Gather every line holding the string "this".

▼

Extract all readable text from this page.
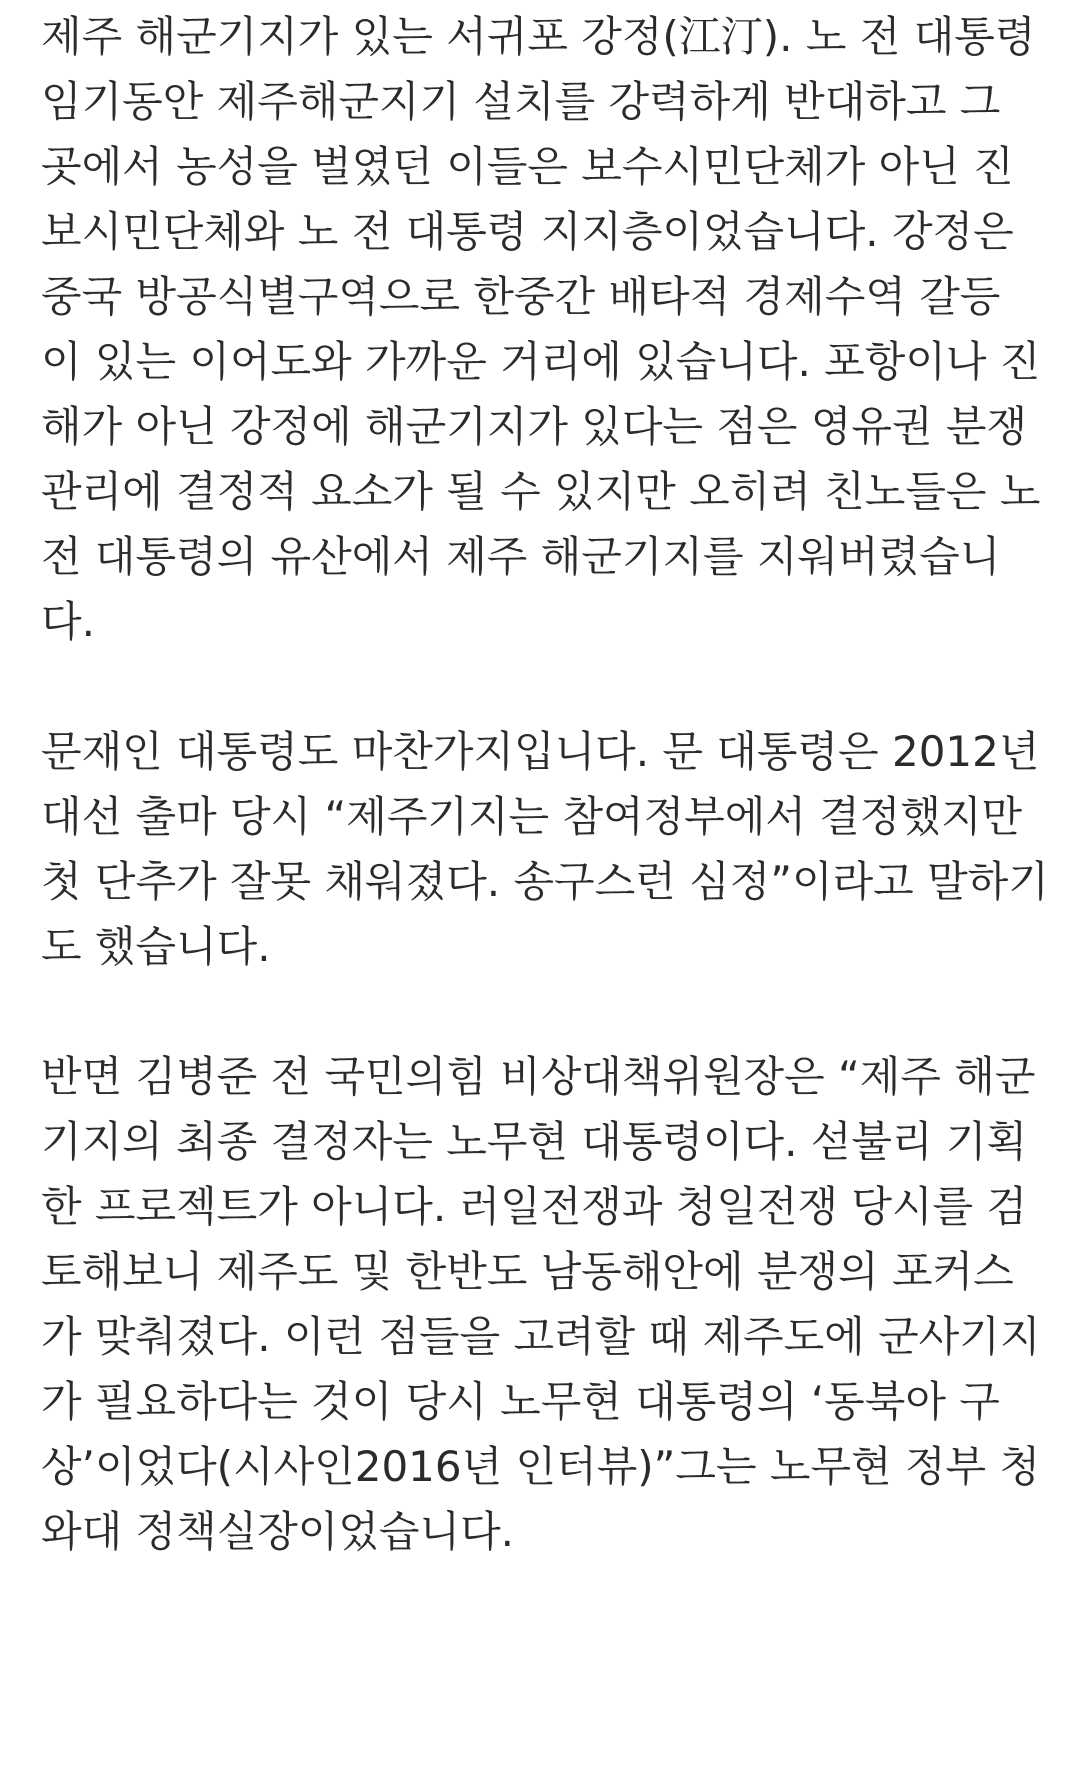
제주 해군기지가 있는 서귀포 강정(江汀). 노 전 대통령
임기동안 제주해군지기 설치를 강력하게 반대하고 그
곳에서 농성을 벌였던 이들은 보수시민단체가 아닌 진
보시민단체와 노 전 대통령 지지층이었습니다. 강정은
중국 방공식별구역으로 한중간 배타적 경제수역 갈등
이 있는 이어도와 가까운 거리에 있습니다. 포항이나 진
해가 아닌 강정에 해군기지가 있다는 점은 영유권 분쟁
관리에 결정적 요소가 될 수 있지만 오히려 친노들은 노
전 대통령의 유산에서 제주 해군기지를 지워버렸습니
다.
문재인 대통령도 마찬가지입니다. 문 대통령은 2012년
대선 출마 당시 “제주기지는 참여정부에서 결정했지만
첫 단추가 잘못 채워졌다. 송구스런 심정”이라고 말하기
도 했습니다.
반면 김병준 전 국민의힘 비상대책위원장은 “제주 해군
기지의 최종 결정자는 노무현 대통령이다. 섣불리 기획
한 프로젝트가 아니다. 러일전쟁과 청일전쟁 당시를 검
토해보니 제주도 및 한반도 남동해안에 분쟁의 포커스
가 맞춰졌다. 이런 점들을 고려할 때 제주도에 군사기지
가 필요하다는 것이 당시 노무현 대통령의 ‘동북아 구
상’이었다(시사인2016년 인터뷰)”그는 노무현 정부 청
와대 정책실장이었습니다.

▲
▼

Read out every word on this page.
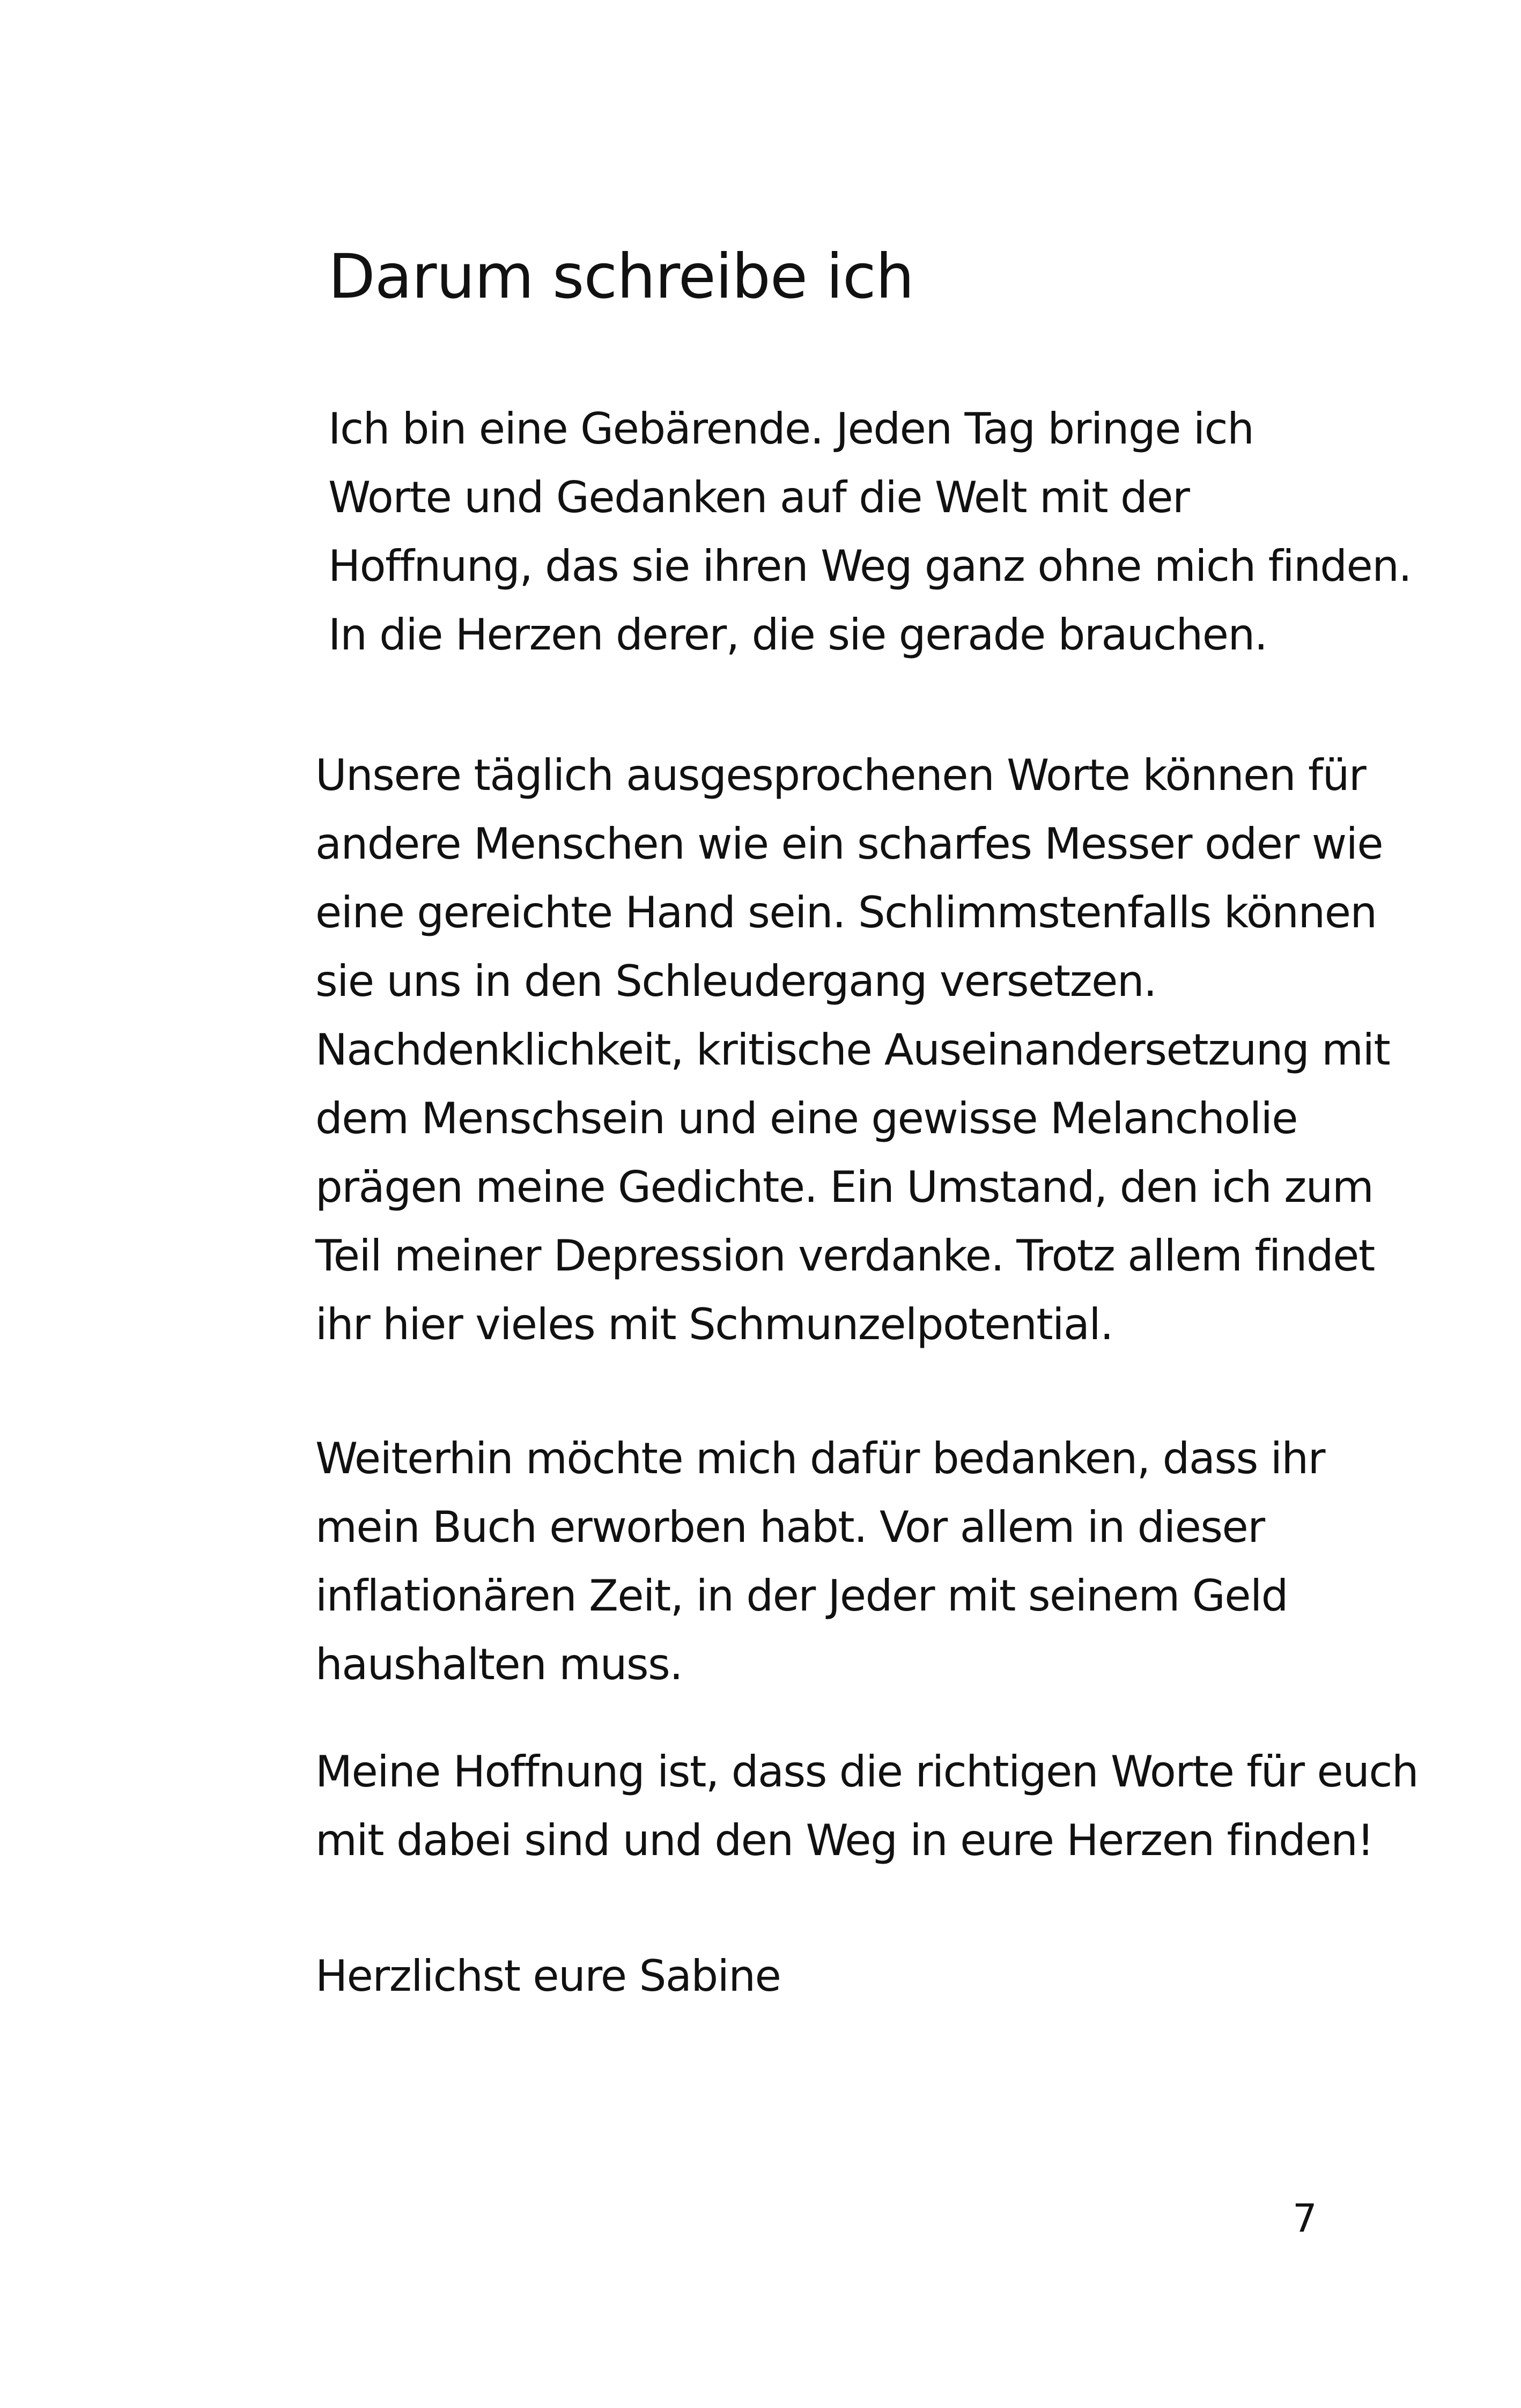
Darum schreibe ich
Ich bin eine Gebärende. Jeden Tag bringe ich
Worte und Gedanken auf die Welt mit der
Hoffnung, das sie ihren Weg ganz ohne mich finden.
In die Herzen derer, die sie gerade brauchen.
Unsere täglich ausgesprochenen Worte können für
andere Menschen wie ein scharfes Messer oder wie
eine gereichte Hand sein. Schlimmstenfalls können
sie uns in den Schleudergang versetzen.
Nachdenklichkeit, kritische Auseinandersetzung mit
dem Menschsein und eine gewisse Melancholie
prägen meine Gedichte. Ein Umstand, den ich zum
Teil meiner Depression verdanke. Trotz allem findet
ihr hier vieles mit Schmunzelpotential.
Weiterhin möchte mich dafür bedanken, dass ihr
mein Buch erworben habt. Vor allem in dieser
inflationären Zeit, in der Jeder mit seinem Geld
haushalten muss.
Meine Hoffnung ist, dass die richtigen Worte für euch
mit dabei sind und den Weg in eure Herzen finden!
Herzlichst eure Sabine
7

▲

• **Correct answer**:
Extract all readable text from this page.
Read out every word on this page.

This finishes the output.